§ **SET EXERCISE**:
Report how many lines hold the word "this"; give nothing but the number.

§ **PROVIDED INFORMATION**:

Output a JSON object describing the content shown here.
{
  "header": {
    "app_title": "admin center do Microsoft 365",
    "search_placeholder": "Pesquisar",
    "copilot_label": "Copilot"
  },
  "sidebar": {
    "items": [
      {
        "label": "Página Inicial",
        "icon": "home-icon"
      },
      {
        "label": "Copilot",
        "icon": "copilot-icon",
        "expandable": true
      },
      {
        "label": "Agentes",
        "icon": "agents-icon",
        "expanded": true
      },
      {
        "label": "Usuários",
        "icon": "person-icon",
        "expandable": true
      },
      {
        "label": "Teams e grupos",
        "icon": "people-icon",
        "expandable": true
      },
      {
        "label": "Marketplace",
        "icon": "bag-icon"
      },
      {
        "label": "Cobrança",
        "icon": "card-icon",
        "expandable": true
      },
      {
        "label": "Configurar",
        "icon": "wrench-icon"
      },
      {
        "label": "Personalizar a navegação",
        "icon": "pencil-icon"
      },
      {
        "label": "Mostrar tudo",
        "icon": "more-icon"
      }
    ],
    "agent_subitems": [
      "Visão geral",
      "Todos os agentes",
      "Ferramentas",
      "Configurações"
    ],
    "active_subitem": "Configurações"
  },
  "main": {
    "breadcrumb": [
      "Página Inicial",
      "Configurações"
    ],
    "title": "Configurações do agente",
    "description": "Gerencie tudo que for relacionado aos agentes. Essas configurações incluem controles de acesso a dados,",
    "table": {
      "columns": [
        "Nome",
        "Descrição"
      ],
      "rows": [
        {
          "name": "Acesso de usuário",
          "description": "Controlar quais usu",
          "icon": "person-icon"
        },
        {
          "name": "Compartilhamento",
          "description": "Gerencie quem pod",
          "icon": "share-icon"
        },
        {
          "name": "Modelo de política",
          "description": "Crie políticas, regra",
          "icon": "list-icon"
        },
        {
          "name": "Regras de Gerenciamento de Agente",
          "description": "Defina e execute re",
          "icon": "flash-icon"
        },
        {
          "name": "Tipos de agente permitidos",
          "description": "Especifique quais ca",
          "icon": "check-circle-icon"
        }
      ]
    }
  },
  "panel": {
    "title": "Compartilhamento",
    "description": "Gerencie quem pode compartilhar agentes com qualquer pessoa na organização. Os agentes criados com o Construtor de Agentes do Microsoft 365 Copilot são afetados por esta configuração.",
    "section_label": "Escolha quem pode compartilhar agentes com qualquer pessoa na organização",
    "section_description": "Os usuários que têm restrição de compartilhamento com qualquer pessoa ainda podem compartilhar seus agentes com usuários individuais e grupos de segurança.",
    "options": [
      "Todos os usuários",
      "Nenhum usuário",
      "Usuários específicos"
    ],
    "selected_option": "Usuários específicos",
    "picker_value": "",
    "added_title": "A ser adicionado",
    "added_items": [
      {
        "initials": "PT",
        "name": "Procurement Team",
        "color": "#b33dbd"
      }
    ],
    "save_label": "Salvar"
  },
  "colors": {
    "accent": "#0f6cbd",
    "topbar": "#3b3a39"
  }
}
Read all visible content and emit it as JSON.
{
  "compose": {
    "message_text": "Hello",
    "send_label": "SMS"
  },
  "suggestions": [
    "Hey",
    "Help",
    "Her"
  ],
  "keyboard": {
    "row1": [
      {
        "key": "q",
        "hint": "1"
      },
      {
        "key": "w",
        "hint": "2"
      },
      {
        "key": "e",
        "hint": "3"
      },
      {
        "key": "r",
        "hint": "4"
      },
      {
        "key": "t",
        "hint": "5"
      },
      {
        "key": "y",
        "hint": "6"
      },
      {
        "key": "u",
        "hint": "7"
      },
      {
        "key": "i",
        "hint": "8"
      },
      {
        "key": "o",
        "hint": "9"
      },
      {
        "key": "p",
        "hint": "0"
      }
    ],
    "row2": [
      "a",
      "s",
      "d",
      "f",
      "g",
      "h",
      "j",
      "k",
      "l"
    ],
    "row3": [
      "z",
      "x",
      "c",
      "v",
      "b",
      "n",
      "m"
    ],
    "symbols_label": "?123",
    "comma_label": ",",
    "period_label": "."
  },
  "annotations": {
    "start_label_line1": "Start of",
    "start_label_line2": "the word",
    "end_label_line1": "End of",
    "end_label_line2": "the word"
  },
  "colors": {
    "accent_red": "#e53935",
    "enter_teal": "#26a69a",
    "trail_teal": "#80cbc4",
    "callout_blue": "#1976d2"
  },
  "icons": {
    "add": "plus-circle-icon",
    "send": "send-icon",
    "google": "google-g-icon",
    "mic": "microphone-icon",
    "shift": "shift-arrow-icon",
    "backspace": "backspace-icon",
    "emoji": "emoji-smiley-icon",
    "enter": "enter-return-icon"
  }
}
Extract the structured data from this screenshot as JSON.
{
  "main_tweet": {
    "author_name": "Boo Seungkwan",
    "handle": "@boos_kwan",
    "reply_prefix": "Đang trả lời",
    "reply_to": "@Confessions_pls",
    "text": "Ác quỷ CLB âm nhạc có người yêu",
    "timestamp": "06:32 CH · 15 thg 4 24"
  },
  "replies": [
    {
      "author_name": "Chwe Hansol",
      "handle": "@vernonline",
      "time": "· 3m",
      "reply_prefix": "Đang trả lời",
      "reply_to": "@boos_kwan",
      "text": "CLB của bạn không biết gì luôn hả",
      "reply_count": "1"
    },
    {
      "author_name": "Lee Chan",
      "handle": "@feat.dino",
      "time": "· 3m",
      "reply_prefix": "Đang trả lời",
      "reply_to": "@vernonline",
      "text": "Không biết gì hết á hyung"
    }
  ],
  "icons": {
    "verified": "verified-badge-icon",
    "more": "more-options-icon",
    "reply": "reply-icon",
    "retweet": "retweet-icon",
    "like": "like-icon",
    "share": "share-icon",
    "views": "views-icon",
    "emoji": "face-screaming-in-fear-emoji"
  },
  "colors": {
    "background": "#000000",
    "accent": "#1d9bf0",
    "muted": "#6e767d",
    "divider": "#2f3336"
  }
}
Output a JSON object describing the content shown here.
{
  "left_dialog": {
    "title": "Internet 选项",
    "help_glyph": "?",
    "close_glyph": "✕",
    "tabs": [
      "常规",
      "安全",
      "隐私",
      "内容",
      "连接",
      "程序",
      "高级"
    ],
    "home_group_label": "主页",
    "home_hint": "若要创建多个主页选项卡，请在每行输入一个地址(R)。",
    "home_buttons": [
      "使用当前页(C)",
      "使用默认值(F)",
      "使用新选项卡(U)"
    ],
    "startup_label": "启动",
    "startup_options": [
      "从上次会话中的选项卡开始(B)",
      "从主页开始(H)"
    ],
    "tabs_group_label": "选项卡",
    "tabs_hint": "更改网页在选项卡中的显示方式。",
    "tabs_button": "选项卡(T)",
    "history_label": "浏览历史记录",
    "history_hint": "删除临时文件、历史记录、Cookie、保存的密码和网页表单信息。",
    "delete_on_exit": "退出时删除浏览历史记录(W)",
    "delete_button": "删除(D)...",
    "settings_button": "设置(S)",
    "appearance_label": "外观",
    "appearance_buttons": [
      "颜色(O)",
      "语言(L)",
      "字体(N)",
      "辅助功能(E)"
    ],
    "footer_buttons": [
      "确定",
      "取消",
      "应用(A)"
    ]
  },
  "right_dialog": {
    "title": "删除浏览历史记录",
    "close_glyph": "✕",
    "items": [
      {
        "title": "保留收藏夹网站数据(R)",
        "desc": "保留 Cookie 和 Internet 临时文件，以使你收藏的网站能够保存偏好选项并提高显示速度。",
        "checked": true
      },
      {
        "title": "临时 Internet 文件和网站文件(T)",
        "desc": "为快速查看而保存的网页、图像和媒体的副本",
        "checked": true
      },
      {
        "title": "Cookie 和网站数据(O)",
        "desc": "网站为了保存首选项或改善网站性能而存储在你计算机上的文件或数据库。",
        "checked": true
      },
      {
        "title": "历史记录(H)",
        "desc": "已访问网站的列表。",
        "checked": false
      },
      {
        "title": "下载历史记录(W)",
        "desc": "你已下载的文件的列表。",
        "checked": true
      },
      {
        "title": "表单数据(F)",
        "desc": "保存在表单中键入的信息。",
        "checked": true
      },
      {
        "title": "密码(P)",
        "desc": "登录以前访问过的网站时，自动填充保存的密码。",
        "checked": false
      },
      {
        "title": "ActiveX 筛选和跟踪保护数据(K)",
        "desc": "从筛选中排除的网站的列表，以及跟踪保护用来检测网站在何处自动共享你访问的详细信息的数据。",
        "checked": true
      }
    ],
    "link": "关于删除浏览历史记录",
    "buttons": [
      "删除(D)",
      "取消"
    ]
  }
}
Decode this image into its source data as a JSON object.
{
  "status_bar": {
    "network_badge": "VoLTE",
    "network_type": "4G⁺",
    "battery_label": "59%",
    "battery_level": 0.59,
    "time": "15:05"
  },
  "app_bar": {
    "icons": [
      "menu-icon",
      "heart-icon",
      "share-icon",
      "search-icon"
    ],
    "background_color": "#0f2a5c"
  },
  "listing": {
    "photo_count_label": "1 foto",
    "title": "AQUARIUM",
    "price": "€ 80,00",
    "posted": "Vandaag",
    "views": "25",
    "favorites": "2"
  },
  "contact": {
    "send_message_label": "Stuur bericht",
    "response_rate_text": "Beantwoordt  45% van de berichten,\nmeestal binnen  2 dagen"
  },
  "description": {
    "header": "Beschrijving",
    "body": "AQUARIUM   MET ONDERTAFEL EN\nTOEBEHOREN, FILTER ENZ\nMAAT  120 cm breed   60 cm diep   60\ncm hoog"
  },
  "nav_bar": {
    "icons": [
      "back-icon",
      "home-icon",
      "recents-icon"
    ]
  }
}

§ **PROBLEM SOLUTION**:
2